Return each line of the records holding the string "DataFrame".

[Source records]

--------

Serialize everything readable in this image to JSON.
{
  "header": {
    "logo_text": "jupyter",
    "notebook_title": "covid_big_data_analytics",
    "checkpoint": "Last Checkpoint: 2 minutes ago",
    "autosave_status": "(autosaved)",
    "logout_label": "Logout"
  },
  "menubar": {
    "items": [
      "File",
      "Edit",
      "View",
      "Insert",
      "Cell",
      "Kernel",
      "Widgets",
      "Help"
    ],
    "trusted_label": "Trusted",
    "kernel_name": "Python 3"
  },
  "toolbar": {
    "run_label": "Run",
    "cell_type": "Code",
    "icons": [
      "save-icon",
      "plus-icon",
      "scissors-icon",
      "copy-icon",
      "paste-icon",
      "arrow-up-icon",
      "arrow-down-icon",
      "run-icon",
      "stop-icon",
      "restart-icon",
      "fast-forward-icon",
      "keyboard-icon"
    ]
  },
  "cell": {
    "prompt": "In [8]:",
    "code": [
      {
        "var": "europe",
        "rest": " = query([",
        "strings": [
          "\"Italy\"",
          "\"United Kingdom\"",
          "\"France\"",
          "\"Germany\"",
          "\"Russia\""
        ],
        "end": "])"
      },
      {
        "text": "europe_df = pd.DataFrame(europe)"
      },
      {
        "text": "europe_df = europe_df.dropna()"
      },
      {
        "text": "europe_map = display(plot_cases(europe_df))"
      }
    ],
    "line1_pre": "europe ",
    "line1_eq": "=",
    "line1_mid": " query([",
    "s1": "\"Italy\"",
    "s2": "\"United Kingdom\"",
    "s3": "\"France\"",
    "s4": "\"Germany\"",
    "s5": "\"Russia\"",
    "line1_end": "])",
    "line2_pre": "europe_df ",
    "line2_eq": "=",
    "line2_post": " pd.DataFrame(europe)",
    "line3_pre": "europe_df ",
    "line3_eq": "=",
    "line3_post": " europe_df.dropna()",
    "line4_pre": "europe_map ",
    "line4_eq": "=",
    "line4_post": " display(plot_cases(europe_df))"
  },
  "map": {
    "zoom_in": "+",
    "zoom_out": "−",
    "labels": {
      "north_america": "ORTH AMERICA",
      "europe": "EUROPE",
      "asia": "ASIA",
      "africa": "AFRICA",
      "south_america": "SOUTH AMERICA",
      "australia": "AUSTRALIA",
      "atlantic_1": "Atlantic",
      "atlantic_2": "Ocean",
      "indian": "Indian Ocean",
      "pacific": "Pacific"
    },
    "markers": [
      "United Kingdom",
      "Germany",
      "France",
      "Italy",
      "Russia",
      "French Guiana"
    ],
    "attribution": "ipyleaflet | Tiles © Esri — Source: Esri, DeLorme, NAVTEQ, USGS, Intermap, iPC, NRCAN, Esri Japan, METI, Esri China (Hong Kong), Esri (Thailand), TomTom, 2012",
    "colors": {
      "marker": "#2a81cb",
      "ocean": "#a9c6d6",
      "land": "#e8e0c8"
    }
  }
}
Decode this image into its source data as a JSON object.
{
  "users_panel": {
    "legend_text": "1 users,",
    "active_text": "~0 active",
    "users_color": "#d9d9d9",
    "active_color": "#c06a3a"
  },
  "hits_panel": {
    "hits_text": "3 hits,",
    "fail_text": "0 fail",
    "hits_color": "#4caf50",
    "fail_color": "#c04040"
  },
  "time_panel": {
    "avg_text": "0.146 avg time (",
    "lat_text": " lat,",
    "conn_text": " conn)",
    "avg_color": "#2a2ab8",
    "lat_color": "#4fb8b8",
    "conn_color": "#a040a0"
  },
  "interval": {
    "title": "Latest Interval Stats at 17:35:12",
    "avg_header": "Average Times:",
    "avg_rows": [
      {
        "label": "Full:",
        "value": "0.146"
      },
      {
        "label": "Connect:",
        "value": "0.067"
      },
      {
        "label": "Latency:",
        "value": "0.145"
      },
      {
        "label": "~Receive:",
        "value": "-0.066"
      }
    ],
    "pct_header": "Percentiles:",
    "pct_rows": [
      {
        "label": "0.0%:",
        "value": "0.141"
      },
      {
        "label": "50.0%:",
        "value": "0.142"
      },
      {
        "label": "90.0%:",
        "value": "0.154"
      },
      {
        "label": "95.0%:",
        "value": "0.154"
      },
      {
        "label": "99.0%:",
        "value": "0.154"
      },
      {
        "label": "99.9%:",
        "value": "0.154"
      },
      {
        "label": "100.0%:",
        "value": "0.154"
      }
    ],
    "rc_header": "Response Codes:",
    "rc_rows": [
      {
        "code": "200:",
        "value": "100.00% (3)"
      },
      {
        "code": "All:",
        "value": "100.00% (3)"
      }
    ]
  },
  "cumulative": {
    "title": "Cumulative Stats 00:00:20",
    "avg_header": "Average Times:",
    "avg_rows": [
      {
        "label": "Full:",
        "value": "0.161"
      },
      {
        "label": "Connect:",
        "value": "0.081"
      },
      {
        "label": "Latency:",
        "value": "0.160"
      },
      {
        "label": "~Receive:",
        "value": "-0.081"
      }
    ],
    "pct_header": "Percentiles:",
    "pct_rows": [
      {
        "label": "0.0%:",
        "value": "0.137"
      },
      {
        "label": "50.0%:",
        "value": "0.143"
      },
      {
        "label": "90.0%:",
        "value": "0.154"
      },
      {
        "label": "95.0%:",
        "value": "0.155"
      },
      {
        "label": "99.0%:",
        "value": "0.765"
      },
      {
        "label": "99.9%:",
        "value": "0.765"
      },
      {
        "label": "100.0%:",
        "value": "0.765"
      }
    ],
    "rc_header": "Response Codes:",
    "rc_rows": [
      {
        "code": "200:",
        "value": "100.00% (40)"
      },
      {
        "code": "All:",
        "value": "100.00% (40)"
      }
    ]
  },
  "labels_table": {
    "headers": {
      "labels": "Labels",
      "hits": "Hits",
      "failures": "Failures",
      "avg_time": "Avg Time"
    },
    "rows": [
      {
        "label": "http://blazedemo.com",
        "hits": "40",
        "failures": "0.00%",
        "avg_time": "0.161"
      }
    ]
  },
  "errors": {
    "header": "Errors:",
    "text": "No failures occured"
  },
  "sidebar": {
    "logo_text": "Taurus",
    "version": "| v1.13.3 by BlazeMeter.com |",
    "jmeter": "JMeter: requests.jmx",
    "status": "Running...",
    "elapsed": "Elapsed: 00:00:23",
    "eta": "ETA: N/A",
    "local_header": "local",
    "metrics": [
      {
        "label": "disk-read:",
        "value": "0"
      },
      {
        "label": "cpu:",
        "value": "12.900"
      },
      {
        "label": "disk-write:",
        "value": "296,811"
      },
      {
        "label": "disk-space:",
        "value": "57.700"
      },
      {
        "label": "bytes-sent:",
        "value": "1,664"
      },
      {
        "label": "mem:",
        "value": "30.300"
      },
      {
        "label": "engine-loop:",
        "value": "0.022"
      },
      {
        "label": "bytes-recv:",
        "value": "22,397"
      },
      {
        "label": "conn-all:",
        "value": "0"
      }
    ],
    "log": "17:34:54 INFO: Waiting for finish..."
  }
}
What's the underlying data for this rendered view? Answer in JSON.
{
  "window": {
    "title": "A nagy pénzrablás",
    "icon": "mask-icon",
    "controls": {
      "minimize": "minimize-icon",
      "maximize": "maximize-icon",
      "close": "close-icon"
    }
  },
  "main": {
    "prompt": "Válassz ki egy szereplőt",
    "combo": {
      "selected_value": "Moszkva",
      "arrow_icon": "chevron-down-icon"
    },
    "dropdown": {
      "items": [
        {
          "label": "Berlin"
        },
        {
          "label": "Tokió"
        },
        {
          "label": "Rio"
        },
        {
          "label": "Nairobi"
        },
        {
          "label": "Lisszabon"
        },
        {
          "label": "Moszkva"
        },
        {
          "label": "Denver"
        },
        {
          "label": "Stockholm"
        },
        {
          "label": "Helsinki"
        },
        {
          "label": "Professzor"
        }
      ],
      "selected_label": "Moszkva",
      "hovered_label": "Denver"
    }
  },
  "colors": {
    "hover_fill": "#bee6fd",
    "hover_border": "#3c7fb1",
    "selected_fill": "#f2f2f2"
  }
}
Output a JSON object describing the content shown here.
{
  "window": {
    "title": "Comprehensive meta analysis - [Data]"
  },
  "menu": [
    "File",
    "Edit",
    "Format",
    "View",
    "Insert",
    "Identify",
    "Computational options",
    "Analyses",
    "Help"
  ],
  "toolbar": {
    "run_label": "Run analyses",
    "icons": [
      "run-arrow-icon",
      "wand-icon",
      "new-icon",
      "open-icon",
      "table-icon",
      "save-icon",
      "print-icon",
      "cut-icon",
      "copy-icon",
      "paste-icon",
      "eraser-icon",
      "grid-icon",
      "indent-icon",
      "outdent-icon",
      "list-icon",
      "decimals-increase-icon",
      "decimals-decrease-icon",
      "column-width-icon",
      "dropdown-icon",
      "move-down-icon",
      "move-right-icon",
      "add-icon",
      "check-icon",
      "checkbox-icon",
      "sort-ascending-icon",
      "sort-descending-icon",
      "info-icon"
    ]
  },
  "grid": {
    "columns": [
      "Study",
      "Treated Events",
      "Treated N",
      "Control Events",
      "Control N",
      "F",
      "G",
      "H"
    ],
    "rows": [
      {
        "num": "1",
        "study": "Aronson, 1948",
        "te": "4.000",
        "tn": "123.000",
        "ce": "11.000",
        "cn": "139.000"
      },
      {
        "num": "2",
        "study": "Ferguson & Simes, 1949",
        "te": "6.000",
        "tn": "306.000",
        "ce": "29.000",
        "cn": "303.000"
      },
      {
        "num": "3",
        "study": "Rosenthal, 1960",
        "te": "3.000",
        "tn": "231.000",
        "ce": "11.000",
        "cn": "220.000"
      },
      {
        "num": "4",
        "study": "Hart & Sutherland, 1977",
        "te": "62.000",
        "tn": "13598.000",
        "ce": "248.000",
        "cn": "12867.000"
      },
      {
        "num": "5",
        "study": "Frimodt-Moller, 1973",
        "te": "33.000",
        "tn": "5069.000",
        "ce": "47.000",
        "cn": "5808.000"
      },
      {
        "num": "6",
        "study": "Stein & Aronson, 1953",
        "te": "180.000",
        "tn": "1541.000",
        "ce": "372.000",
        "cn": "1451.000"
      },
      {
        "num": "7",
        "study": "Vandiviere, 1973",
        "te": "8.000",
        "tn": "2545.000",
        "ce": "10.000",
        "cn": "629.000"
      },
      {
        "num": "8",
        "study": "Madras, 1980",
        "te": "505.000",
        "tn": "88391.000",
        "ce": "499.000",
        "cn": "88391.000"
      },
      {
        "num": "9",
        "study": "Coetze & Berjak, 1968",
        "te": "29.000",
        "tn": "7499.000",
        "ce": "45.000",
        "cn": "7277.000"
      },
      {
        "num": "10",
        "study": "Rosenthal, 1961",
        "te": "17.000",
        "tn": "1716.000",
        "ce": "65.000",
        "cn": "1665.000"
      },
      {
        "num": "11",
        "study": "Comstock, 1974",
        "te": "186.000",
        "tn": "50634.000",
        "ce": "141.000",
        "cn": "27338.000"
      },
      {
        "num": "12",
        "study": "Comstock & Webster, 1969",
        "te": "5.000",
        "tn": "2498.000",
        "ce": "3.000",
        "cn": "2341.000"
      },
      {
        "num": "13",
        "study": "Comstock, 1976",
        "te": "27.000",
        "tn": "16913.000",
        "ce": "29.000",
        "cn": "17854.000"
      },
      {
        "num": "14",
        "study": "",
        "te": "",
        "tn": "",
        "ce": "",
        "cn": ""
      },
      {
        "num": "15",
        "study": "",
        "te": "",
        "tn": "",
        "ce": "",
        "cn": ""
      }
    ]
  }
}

--------

- Reply to the exercise:
        "text": "europe_df = pd.DataFrame(europe)"
    "line2_post": " pd.DataFrame(europe)",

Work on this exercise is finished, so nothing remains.